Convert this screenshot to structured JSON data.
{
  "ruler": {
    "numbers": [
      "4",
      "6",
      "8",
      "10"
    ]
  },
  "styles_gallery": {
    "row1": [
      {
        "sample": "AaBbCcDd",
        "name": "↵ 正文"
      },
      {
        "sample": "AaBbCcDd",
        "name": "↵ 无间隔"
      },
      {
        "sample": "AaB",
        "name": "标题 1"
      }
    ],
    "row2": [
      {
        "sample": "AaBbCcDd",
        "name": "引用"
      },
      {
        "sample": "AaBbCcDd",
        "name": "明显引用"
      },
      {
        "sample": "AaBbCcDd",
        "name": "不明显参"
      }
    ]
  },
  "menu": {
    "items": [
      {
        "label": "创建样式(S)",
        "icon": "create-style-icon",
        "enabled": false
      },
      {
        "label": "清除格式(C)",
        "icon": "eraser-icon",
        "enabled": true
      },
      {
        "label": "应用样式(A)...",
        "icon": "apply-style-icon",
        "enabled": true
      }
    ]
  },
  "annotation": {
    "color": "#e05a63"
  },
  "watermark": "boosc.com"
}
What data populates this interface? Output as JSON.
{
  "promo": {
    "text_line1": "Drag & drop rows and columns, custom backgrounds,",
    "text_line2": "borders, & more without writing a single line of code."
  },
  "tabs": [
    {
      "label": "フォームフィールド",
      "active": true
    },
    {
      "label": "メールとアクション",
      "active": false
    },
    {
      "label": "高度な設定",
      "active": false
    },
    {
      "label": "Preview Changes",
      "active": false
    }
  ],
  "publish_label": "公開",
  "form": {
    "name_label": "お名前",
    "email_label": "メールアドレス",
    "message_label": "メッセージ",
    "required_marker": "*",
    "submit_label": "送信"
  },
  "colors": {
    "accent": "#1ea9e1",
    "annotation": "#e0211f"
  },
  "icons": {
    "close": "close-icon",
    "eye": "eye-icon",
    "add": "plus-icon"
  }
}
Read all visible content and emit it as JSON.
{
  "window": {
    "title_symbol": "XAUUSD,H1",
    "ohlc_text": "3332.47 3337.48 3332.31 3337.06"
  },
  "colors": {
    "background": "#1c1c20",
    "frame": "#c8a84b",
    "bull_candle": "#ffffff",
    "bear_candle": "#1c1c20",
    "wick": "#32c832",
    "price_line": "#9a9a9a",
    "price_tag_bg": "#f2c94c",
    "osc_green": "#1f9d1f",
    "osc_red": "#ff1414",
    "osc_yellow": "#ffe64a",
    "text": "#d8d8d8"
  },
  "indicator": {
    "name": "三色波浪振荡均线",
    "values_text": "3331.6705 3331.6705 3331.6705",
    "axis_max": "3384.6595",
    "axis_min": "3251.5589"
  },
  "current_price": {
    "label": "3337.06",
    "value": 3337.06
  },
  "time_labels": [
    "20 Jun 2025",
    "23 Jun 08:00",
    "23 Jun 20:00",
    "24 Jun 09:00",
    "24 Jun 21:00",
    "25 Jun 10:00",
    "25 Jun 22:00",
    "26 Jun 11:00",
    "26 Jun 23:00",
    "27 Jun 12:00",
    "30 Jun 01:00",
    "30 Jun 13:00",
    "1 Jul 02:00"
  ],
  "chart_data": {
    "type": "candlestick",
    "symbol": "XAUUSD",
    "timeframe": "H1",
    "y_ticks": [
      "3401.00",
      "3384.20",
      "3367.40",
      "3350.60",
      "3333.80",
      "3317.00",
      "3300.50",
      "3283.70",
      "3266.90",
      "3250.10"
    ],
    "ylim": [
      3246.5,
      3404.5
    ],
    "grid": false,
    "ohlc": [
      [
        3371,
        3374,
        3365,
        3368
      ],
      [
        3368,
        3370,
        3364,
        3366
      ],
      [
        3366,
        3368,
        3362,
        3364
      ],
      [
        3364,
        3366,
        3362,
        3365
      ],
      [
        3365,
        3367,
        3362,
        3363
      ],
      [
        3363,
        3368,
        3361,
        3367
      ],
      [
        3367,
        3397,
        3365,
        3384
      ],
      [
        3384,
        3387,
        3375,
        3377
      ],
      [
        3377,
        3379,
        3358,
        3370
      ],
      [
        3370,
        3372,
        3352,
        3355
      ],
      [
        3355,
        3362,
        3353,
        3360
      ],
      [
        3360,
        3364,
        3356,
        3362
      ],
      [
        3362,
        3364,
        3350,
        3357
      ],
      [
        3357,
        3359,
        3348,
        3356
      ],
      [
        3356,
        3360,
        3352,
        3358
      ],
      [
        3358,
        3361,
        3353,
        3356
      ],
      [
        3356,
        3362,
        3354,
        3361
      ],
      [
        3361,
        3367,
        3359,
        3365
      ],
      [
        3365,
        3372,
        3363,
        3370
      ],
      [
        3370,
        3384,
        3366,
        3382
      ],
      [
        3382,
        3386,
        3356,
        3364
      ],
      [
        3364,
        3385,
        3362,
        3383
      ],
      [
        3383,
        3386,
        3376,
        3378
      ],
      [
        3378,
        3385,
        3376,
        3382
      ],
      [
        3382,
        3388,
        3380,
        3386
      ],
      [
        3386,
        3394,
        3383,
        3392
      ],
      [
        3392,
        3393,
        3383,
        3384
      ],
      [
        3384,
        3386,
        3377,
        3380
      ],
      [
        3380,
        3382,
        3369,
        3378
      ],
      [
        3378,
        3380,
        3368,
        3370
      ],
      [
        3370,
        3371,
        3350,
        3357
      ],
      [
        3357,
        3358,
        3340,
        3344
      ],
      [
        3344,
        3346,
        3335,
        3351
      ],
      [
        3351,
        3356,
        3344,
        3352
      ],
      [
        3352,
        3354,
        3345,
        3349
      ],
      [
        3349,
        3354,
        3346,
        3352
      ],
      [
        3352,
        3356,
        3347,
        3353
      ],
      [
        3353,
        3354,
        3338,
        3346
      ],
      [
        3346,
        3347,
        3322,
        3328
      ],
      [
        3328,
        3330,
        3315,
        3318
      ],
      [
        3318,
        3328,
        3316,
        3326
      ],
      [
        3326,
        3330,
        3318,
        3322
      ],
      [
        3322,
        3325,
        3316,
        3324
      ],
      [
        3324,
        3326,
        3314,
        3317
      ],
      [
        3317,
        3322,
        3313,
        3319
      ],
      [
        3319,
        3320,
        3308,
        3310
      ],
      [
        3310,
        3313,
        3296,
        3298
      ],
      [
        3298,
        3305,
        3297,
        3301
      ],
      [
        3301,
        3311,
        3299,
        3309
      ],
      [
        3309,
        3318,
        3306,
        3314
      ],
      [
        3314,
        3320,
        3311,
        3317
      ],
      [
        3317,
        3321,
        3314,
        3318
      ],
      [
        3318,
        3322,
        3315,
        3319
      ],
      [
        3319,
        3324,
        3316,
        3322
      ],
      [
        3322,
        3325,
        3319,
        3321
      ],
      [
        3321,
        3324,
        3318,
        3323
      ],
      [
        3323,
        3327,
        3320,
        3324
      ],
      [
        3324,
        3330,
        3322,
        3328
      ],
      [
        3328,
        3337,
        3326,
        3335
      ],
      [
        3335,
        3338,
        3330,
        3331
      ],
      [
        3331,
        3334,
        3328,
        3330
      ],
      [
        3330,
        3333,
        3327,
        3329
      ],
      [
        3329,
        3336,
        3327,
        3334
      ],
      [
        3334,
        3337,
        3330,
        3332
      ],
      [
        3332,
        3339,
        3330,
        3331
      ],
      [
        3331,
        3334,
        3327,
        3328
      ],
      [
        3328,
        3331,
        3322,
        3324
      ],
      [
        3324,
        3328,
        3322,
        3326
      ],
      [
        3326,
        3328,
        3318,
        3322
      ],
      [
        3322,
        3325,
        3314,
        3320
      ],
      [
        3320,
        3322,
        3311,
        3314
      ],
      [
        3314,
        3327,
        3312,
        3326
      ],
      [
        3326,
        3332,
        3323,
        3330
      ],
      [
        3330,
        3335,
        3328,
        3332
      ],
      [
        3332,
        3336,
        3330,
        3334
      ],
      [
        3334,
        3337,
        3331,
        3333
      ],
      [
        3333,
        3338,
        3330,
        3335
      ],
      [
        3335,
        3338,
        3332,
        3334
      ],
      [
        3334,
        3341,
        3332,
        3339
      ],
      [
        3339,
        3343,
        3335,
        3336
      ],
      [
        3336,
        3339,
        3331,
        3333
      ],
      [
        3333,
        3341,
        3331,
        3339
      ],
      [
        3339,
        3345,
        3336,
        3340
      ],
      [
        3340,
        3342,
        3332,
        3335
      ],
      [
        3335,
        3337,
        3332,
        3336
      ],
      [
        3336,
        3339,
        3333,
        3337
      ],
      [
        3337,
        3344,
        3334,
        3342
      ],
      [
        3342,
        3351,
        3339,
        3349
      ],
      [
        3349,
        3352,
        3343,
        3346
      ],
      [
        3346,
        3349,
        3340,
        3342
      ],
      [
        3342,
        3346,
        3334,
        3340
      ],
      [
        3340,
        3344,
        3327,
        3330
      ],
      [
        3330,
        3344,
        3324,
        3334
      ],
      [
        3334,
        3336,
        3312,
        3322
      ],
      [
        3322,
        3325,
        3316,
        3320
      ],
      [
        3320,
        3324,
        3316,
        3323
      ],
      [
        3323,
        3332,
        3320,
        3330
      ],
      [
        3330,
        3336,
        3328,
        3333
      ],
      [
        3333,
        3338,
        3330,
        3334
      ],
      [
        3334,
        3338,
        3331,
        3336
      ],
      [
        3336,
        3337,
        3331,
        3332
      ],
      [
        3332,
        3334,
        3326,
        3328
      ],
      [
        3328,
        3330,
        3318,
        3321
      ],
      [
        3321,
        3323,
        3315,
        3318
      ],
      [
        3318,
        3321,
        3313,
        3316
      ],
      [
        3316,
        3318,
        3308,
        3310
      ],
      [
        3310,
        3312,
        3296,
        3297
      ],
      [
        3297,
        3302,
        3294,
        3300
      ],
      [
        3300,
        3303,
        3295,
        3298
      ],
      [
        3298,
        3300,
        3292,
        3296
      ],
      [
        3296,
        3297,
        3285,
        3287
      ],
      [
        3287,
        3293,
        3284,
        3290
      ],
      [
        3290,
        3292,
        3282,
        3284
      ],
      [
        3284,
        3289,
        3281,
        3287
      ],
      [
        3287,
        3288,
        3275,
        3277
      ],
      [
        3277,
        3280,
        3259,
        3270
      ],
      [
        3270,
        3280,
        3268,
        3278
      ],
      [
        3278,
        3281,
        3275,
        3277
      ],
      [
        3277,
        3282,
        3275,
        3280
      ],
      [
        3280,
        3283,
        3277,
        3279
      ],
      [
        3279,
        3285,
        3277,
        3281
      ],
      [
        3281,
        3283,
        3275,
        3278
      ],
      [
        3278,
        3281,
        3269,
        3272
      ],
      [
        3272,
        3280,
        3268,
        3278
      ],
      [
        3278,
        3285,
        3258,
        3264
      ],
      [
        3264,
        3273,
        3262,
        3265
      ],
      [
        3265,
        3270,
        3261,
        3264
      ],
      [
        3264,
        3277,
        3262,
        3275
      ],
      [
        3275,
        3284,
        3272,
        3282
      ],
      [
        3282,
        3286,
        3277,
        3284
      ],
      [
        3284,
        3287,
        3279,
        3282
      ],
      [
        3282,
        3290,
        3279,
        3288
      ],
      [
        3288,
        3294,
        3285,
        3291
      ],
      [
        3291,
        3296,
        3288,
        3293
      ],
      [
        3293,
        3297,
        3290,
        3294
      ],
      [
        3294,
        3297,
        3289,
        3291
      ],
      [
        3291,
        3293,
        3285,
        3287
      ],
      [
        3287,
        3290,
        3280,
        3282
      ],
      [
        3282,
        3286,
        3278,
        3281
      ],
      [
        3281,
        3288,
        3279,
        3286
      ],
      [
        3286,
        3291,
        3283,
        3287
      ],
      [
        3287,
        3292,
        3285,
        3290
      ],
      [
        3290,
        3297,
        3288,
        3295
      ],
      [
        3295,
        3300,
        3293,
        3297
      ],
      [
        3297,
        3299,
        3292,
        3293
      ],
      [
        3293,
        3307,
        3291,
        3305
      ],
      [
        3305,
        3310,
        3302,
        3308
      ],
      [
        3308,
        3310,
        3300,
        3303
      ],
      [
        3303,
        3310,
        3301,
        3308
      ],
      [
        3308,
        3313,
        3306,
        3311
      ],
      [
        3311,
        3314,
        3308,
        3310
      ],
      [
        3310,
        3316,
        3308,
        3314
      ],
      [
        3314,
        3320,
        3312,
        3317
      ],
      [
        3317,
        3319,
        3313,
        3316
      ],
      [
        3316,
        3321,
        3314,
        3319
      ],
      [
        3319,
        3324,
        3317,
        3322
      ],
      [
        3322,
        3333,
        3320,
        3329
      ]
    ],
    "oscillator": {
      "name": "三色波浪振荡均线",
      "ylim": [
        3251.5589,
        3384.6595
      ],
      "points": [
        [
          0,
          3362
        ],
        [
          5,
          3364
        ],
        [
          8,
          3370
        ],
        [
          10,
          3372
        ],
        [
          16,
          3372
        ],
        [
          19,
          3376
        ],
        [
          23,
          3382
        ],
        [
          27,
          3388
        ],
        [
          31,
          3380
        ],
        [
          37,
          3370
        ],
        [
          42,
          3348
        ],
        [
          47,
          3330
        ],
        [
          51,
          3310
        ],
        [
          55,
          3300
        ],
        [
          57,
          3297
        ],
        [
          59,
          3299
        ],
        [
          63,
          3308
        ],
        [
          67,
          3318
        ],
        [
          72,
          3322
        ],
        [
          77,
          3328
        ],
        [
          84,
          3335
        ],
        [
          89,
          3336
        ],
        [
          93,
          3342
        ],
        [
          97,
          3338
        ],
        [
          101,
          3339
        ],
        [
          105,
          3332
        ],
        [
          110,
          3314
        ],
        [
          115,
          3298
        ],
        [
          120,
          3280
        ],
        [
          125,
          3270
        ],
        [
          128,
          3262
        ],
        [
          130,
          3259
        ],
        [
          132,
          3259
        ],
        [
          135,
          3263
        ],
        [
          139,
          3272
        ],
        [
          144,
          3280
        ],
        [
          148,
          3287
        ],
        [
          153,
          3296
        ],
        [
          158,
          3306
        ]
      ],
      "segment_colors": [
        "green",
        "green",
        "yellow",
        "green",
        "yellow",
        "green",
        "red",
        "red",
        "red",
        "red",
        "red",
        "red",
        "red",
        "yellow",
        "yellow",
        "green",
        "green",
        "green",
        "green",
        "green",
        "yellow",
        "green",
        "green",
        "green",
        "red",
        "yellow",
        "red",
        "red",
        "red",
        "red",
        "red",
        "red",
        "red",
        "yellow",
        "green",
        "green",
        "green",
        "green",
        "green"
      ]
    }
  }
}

* * * * * * *

Stated goal: Identify each line in the records above that contains the word "JSON", and copy it out in full.

Answer to this exercise:
Convert this screenshot to structured JSON data.
What data populates this interface? Output as JSON.
Read all visible content and emit it as JSON.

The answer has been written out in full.